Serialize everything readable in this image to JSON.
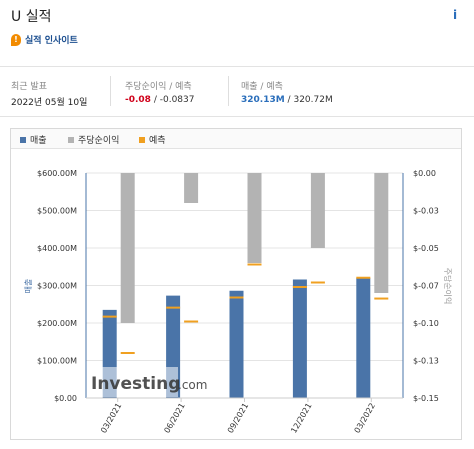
{
  "header": {
    "title": "U 실적",
    "info_icon_text": "i",
    "insight_icon": "lightbulb-icon",
    "insight_link": "실적 인사이트"
  },
  "stats": {
    "last_release": {
      "label": "최근 발표",
      "value": "2022년 05월 10일"
    },
    "eps": {
      "label": "주당순이익 / 예측",
      "actual": "-0.08",
      "separator": " /",
      "forecast": "-0.0837"
    },
    "revenue": {
      "label": "매출 / 예측",
      "actual": "320.13M",
      "separator": " /",
      "forecast": "320.72M"
    }
  },
  "legend": [
    {
      "label": "매출",
      "color": "#4a74a8"
    },
    {
      "label": "주당순이익",
      "color": "#b3b3b3"
    },
    {
      "label": "예측",
      "color": "#f0a020"
    }
  ],
  "watermark": {
    "text_main": "Investing",
    "text_suffix": ".com"
  },
  "colors": {
    "revenue": "#4a74a8",
    "eps": "#b3b3b3",
    "forecast": "#f0a020",
    "axis": "#4a74a8"
  },
  "chart_data": {
    "type": "bar",
    "categories": [
      "03/2021",
      "06/2021",
      "09/2021",
      "12/2021",
      "03/2022"
    ],
    "y_left_label": "매출",
    "y_right_label": "주당순이익",
    "y_left_ticks": [
      "$600.00M",
      "$500.00M",
      "$400.00M",
      "$300.00M",
      "$200.00M",
      "$100.00M",
      "$0.00"
    ],
    "y_left_tick_values": [
      600,
      500,
      400,
      300,
      200,
      100,
      0
    ],
    "y_left_range": [
      0,
      600
    ],
    "y_right_ticks": [
      "$0.00",
      "$-0.03",
      "$-0.05",
      "$-0.07",
      "$-0.10",
      "$-0.13",
      "$-0.15"
    ],
    "y_right_tick_values": [
      0,
      -0.025,
      -0.05,
      -0.075,
      -0.1,
      -0.125,
      -0.15
    ],
    "y_right_range": [
      -0.15,
      0
    ],
    "series": [
      {
        "name": "매출",
        "axis": "left",
        "values": [
          235,
          273,
          286,
          316,
          320.13
        ]
      },
      {
        "name": "매출 예측",
        "axis": "left",
        "values": [
          217,
          241,
          268,
          296,
          320.72
        ]
      },
      {
        "name": "주당순이익",
        "axis": "right",
        "values": [
          -0.1,
          -0.02,
          -0.06,
          -0.05,
          -0.08
        ]
      },
      {
        "name": "주당순이익 예측",
        "axis": "right",
        "values": [
          -0.12,
          -0.099,
          -0.061,
          -0.073,
          -0.0837
        ]
      }
    ]
  }
}
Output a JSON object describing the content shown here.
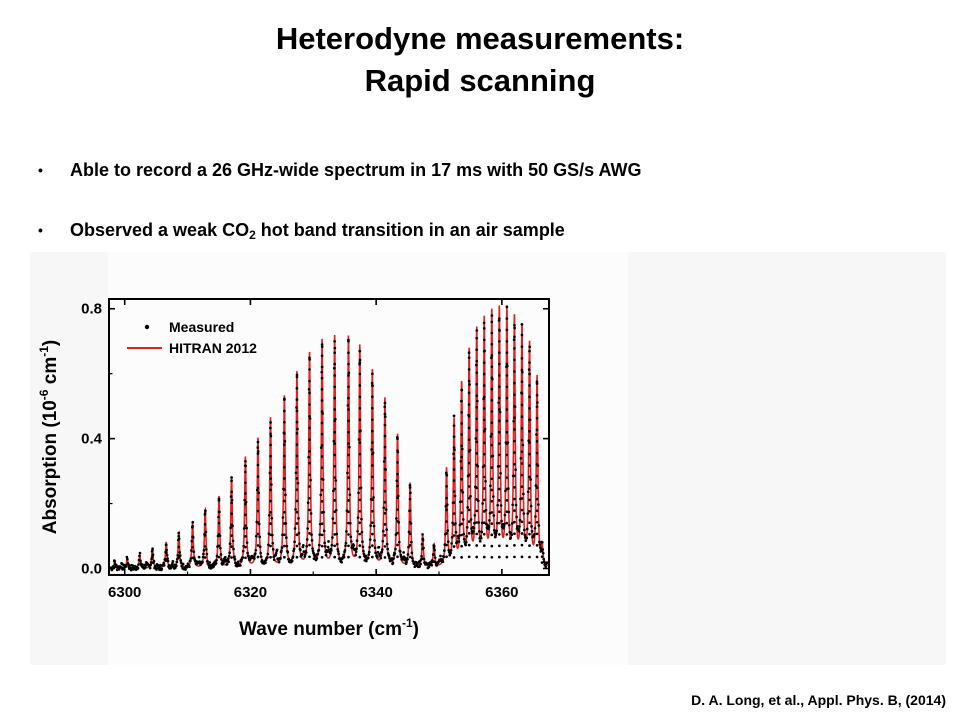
{
  "slide": {
    "title_line1": "Heterodyne measurements:",
    "title_line2": "Rapid scanning",
    "bullet_glyph": "•",
    "bullet1": "Able to record a 26 GHz-wide spectrum in 17 ms with 50 GS/s AWG",
    "bullet2_pre": "Observed a weak CO",
    "bullet2_sub": "2",
    "bullet2_post": " hot band transition in an air sample",
    "citation": "D. A. Long, et al., Appl. Phys. B, (2014)"
  },
  "chart_data": {
    "type": "line",
    "title": "",
    "xlabel_main": "Wave number (cm",
    "xlabel_sup": "-1",
    "xlabel_end": ")",
    "ylabel_main": "Absorption (10",
    "ylabel_sup1": "-6",
    "ylabel_mid": " cm",
    "ylabel_sup2": "-1",
    "ylabel_end": ")",
    "xlim": [
      6297.5,
      6367.5
    ],
    "ylim": [
      -0.02,
      0.83
    ],
    "xticks": [
      6300,
      6320,
      6340,
      6360
    ],
    "yticks": [
      0.0,
      0.4,
      0.8
    ],
    "xtick_labels": [
      "6300",
      "6320",
      "6340",
      "6360"
    ],
    "ytick_labels": [
      "0.0",
      "0.4",
      "0.8"
    ],
    "legend_position": "top-left",
    "colors": {
      "hitran": "#e02020",
      "measured": "#000000"
    },
    "series": [
      {
        "name": "Measured",
        "style": "points"
      },
      {
        "name": "HITRAN 2012",
        "style": "line"
      }
    ],
    "line_width_cm1": 0.14,
    "peaks": [
      {
        "x": 6298.4,
        "h": 0.02
      },
      {
        "x": 6300.4,
        "h": 0.03
      },
      {
        "x": 6302.4,
        "h": 0.04
      },
      {
        "x": 6304.4,
        "h": 0.06
      },
      {
        "x": 6306.6,
        "h": 0.08
      },
      {
        "x": 6308.6,
        "h": 0.11
      },
      {
        "x": 6310.8,
        "h": 0.14
      },
      {
        "x": 6312.8,
        "h": 0.18
      },
      {
        "x": 6315.0,
        "h": 0.22
      },
      {
        "x": 6317.0,
        "h": 0.28
      },
      {
        "x": 6319.2,
        "h": 0.34
      },
      {
        "x": 6321.2,
        "h": 0.4
      },
      {
        "x": 6323.2,
        "h": 0.46
      },
      {
        "x": 6325.4,
        "h": 0.53
      },
      {
        "x": 6327.4,
        "h": 0.6
      },
      {
        "x": 6329.4,
        "h": 0.66
      },
      {
        "x": 6331.4,
        "h": 0.7
      },
      {
        "x": 6333.4,
        "h": 0.71
      },
      {
        "x": 6335.6,
        "h": 0.71
      },
      {
        "x": 6337.4,
        "h": 0.68
      },
      {
        "x": 6339.4,
        "h": 0.61
      },
      {
        "x": 6341.4,
        "h": 0.52
      },
      {
        "x": 6343.4,
        "h": 0.41
      },
      {
        "x": 6345.4,
        "h": 0.26
      },
      {
        "x": 6347.4,
        "h": 0.1
      },
      {
        "x": 6349.2,
        "h": 0.07
      },
      {
        "x": 6351.2,
        "h": 0.3
      },
      {
        "x": 6352.4,
        "h": 0.45
      },
      {
        "x": 6353.6,
        "h": 0.56
      },
      {
        "x": 6354.8,
        "h": 0.66
      },
      {
        "x": 6356.0,
        "h": 0.72
      },
      {
        "x": 6357.2,
        "h": 0.75
      },
      {
        "x": 6358.4,
        "h": 0.77
      },
      {
        "x": 6359.6,
        "h": 0.78
      },
      {
        "x": 6360.8,
        "h": 0.78
      },
      {
        "x": 6362.0,
        "h": 0.76
      },
      {
        "x": 6363.2,
        "h": 0.73
      },
      {
        "x": 6364.4,
        "h": 0.68
      },
      {
        "x": 6365.6,
        "h": 0.58
      },
      {
        "x": 6366.4,
        "h": 0.06
      }
    ],
    "baseline_peaks": [
      {
        "x": 6299.4,
        "h": 0.01
      },
      {
        "x": 6303.4,
        "h": 0.012
      },
      {
        "x": 6307.6,
        "h": 0.015
      },
      {
        "x": 6311.8,
        "h": 0.02
      },
      {
        "x": 6316.0,
        "h": 0.025
      },
      {
        "x": 6320.2,
        "h": 0.03
      },
      {
        "x": 6324.2,
        "h": 0.035
      },
      {
        "x": 6328.4,
        "h": 0.04
      },
      {
        "x": 6332.4,
        "h": 0.045
      },
      {
        "x": 6336.4,
        "h": 0.04
      },
      {
        "x": 6340.4,
        "h": 0.035
      },
      {
        "x": 6344.4,
        "h": 0.03
      },
      {
        "x": 6350.2,
        "h": 0.02
      },
      {
        "x": 6353.0,
        "h": 0.03
      },
      {
        "x": 6355.4,
        "h": 0.035
      },
      {
        "x": 6357.8,
        "h": 0.04
      },
      {
        "x": 6360.2,
        "h": 0.04
      },
      {
        "x": 6362.6,
        "h": 0.04
      },
      {
        "x": 6365.0,
        "h": 0.035
      }
    ]
  }
}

» **Goal of the exercise**: Restate the data above exactly, stripping out each image.

» **Output below**:
Serialize everything readable in this image to JSON.
{
  "header": {
    "title": "U 실적",
    "info_icon_text": "i",
    "insight_icon": "lightbulb-icon",
    "insight_link": "실적 인사이트"
  },
  "stats": {
    "last_release": {
      "label": "최근 발표",
      "value": "2022년 05월 10일"
    },
    "eps": {
      "label": "주당순이익 / 예측",
      "actual": "-0.08",
      "separator": " /",
      "forecast": "-0.0837"
    },
    "revenue": {
      "label": "매출 / 예측",
      "actual": "320.13M",
      "separator": " /",
      "forecast": "320.72M"
    }
  },
  "legend": [
    {
      "label": "매출",
      "color": "#4a74a8"
    },
    {
      "label": "주당순이익",
      "color": "#b3b3b3"
    },
    {
      "label": "예측",
      "color": "#f0a020"
    }
  ],
  "watermark": {
    "text_main": "Investing",
    "text_suffix": ".com"
  },
  "colors": {
    "revenue": "#4a74a8",
    "eps": "#b3b3b3",
    "forecast": "#f0a020",
    "axis": "#4a74a8"
  },
  "chart_data": {
    "type": "bar",
    "categories": [
      "03/2021",
      "06/2021",
      "09/2021",
      "12/2021",
      "03/2022"
    ],
    "y_left_label": "매출",
    "y_right_label": "주당순이익",
    "y_left_ticks": [
      "$600.00M",
      "$500.00M",
      "$400.00M",
      "$300.00M",
      "$200.00M",
      "$100.00M",
      "$0.00"
    ],
    "y_left_tick_values": [
      600,
      500,
      400,
      300,
      200,
      100,
      0
    ],
    "y_left_range": [
      0,
      600
    ],
    "y_right_ticks": [
      "$0.00",
      "$-0.03",
      "$-0.05",
      "$-0.07",
      "$-0.10",
      "$-0.13",
      "$-0.15"
    ],
    "y_right_tick_values": [
      0,
      -0.025,
      -0.05,
      -0.075,
      -0.1,
      -0.125,
      -0.15
    ],
    "y_right_range": [
      -0.15,
      0
    ],
    "series": [
      {
        "name": "매출",
        "axis": "left",
        "values": [
          235,
          273,
          286,
          316,
          320.13
        ]
      },
      {
        "name": "매출 예측",
        "axis": "left",
        "values": [
          217,
          241,
          268,
          296,
          320.72
        ]
      },
      {
        "name": "주당순이익",
        "axis": "right",
        "values": [
          -0.1,
          -0.02,
          -0.06,
          -0.05,
          -0.08
        ]
      },
      {
        "name": "주당순이익 예측",
        "axis": "right",
        "values": [
          -0.12,
          -0.099,
          -0.061,
          -0.073,
          -0.0837
        ]
      }
    ]
  }
}
Output a JSON object describing the content shown here.
{
  "slide": {
    "title_line1": "Heterodyne measurements:",
    "title_line2": "Rapid scanning",
    "bullet_glyph": "•",
    "bullet1": "Able to record a 26 GHz-wide spectrum in 17 ms with 50 GS/s AWG",
    "bullet2_pre": "Observed a weak CO",
    "bullet2_sub": "2",
    "bullet2_post": " hot band transition in an air sample",
    "citation": "D. A. Long, et al., Appl. Phys. B, (2014)"
  },
  "chart_data": {
    "type": "line",
    "title": "",
    "xlabel_main": "Wave number (cm",
    "xlabel_sup": "-1",
    "xlabel_end": ")",
    "ylabel_main": "Absorption (10",
    "ylabel_sup1": "-6",
    "ylabel_mid": " cm",
    "ylabel_sup2": "-1",
    "ylabel_end": ")",
    "xlim": [
      6297.5,
      6367.5
    ],
    "ylim": [
      -0.02,
      0.83
    ],
    "xticks": [
      6300,
      6320,
      6340,
      6360
    ],
    "yticks": [
      0.0,
      0.4,
      0.8
    ],
    "xtick_labels": [
      "6300",
      "6320",
      "6340",
      "6360"
    ],
    "ytick_labels": [
      "0.0",
      "0.4",
      "0.8"
    ],
    "legend_position": "top-left",
    "colors": {
      "hitran": "#e02020",
      "measured": "#000000"
    },
    "series": [
      {
        "name": "Measured",
        "style": "points"
      },
      {
        "name": "HITRAN 2012",
        "style": "line"
      }
    ],
    "line_width_cm1": 0.14,
    "peaks": [
      {
        "x": 6298.4,
        "h": 0.02
      },
      {
        "x": 6300.4,
        "h": 0.03
      },
      {
        "x": 6302.4,
        "h": 0.04
      },
      {
        "x": 6304.4,
        "h": 0.06
      },
      {
        "x": 6306.6,
        "h": 0.08
      },
      {
        "x": 6308.6,
        "h": 0.11
      },
      {
        "x": 6310.8,
        "h": 0.14
      },
      {
        "x": 6312.8,
        "h": 0.18
      },
      {
        "x": 6315.0,
        "h": 0.22
      },
      {
        "x": 6317.0,
        "h": 0.28
      },
      {
        "x": 6319.2,
        "h": 0.34
      },
      {
        "x": 6321.2,
        "h": 0.4
      },
      {
        "x": 6323.2,
        "h": 0.46
      },
      {
        "x": 6325.4,
        "h": 0.53
      },
      {
        "x": 6327.4,
        "h": 0.6
      },
      {
        "x": 6329.4,
        "h": 0.66
      },
      {
        "x": 6331.4,
        "h": 0.7
      },
      {
        "x": 6333.4,
        "h": 0.71
      },
      {
        "x": 6335.6,
        "h": 0.71
      },
      {
        "x": 6337.4,
        "h": 0.68
      },
      {
        "x": 6339.4,
        "h": 0.61
      },
      {
        "x": 6341.4,
        "h": 0.52
      },
      {
        "x": 6343.4,
        "h": 0.41
      },
      {
        "x": 6345.4,
        "h": 0.26
      },
      {
        "x": 6347.4,
        "h": 0.1
      },
      {
        "x": 6349.2,
        "h": 0.07
      },
      {
        "x": 6351.2,
        "h": 0.3
      },
      {
        "x": 6352.4,
        "h": 0.45
      },
      {
        "x": 6353.6,
        "h": 0.56
      },
      {
        "x": 6354.8,
        "h": 0.66
      },
      {
        "x": 6356.0,
        "h": 0.72
      },
      {
        "x": 6357.2,
        "h": 0.75
      },
      {
        "x": 6358.4,
        "h": 0.77
      },
      {
        "x": 6359.6,
        "h": 0.78
      },
      {
        "x": 6360.8,
        "h": 0.78
      },
      {
        "x": 6362.0,
        "h": 0.76
      },
      {
        "x": 6363.2,
        "h": 0.73
      },
      {
        "x": 6364.4,
        "h": 0.68
      },
      {
        "x": 6365.6,
        "h": 0.58
      },
      {
        "x": 6366.4,
        "h": 0.06
      }
    ],
    "baseline_peaks": [
      {
        "x": 6299.4,
        "h": 0.01
      },
      {
        "x": 6303.4,
        "h": 0.012
      },
      {
        "x": 6307.6,
        "h": 0.015
      },
      {
        "x": 6311.8,
        "h": 0.02
      },
      {
        "x": 6316.0,
        "h": 0.025
      },
      {
        "x": 6320.2,
        "h": 0.03
      },
      {
        "x": 6324.2,
        "h": 0.035
      },
      {
        "x": 6328.4,
        "h": 0.04
      },
      {
        "x": 6332.4,
        "h": 0.045
      },
      {
        "x": 6336.4,
        "h": 0.04
      },
      {
        "x": 6340.4,
        "h": 0.035
      },
      {
        "x": 6344.4,
        "h": 0.03
      },
      {
        "x": 6350.2,
        "h": 0.02
      },
      {
        "x": 6353.0,
        "h": 0.03
      },
      {
        "x": 6355.4,
        "h": 0.035
      },
      {
        "x": 6357.8,
        "h": 0.04
      },
      {
        "x": 6360.2,
        "h": 0.04
      },
      {
        "x": 6362.6,
        "h": 0.04
      },
      {
        "x": 6365.0,
        "h": 0.035
      }
    ]
  }
}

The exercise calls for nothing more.